Rows from a dataset
----
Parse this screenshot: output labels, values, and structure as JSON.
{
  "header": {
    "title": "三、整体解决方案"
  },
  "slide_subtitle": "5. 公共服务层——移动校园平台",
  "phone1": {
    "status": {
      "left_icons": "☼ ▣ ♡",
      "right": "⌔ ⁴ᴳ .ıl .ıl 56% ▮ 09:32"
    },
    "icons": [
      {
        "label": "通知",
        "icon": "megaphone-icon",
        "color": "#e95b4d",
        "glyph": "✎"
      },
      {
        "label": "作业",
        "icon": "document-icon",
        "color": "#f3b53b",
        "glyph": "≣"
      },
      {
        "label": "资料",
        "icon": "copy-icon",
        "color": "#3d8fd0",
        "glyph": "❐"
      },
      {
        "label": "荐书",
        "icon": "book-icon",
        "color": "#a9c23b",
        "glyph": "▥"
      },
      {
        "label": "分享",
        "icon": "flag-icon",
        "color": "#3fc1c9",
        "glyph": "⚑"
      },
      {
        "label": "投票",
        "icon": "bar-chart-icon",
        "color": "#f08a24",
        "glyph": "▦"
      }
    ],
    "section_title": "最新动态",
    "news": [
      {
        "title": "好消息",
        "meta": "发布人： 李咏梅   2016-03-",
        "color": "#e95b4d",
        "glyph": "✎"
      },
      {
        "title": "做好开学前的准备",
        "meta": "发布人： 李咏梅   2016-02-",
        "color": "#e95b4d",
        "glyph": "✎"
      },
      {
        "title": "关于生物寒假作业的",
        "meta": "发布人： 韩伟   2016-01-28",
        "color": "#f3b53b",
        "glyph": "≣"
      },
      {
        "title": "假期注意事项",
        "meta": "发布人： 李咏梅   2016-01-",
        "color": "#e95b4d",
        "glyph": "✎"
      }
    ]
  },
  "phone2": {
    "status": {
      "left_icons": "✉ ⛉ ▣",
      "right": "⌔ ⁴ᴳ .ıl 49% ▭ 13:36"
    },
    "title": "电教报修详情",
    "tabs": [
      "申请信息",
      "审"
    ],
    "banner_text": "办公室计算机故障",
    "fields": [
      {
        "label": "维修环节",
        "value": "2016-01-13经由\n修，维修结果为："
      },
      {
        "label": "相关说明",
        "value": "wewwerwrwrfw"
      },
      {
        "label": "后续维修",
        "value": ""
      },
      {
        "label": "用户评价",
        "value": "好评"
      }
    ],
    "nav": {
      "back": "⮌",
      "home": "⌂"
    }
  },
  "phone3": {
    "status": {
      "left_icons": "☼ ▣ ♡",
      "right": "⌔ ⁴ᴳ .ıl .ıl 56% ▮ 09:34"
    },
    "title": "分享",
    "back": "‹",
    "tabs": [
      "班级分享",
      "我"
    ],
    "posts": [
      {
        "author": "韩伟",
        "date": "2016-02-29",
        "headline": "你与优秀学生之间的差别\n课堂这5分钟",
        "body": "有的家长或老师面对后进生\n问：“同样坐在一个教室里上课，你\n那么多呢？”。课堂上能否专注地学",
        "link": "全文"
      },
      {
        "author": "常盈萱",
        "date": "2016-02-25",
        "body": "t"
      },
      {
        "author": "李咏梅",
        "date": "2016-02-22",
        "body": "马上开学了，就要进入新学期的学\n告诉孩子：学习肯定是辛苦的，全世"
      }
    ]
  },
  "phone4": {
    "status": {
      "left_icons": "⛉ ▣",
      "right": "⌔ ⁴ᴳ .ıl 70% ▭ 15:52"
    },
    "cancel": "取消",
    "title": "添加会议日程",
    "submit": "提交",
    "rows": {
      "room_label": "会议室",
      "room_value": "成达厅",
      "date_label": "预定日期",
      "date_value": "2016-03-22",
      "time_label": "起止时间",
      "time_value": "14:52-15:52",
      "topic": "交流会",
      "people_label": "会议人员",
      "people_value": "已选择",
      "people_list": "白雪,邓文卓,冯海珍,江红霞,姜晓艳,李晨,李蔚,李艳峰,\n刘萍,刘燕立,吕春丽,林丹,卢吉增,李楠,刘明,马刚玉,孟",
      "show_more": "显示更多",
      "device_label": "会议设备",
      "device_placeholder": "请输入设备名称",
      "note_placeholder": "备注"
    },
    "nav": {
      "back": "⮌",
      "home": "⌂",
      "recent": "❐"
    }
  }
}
----
[DIRECTIONS]: Pull out every line containing "body".

[EXPECTED ANSWER]:
        "body": "有的家长或老师面对后进生\n问：“同样坐在一个教室里上课，你\n那么多呢？”。课堂上能否专注地学",
        "body": "t"
        "body": "马上开学了，就要进入新学期的学\n告诉孩子：学习肯定是辛苦的，全世"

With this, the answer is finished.